◆ **TASK INSTRUCTIONS**
(A) Name every Biarritz player mentioned in the rugby match report.
(B) In the rugby match report, what was the score after Jackson kicked his second penalty at 37 minutes?
(C) Pick up the rugby match report after its final sentence and keep it going.

◆ **PAGE EXTRACT**
When it came to butchering positions of promise, Saracens were too culpable for their own good in the first half, and after Jackson's opening penalty – he would miss only with his last attempt, the touchline conversion of Jack's late score – Biarritz led through Romain Cabannes' try from Damien Traille charging Andy Farrell down, and a conversion and penalty by scrum-half Julien Dupuy. On a handful of occasions Saracens' forwards forced Biarritz back through several phases, only for a fumble to ruin it.
And Biarritz had turned up in the mood for a scrap, keen to enhance their record of reaching at least the quarter-finals in six out of the seven years. Benoit August, the hooker, was warned for giving Jackson a right-hander, then Jackson felt the fingertips of Dupuy scraping across his face, again in a grapple after play had moved on.
Jackson was still shaking his head at the latter exchange when he kicked his second penalty of the half after 37 minutes to reduce the Biarritz lead to 10-6.
It was negated immediately when Saracens' all-court tighthead prop Cencus Johnston tugged an opponent off the ball and Dupuy kicked the penalty.

◆ **DATA SECTION**
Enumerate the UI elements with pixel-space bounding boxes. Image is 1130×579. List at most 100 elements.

◆ **EXERCISE RESPONSES**
(A) Romain Cabannes, Damien Traille, Julien Dupuy, Benoit August

(B) Biarritz led 10-6.

(C)
Only in the fifth minute of added time did Saracens draw level again. Jack and Farrell cut against the grain to straighten an attack and Jackson's typically confident dummy and pop pass sent Vyvyan over for Jackson to convert.
In a sense, at 13-13, the second half was like starting afresh. In fact Saracens showed a welcome obdurate streak for which their Anglo-Kiwi second row must take huge credit. Jackson's penalty in the 49th minute was followed soon after by Jack swivelling out of Jerome Thion's grasp behind a ruck to go on a 10-metre try-scoring gallop.
Another Dupuy penalty after 59 minutes was the visitors' final score. Farrell's midfield burst and De Kock's sweet reverse pass sent Rodd Penney weaving to the line. Jackson's conversion and penalty made it 33-16 in the 65th minute and Serge Betsen was sent to the sin-bin for use of the boot. After a worryingly barren interlude, Jack sealed it to the Saracens fans' understandable relief.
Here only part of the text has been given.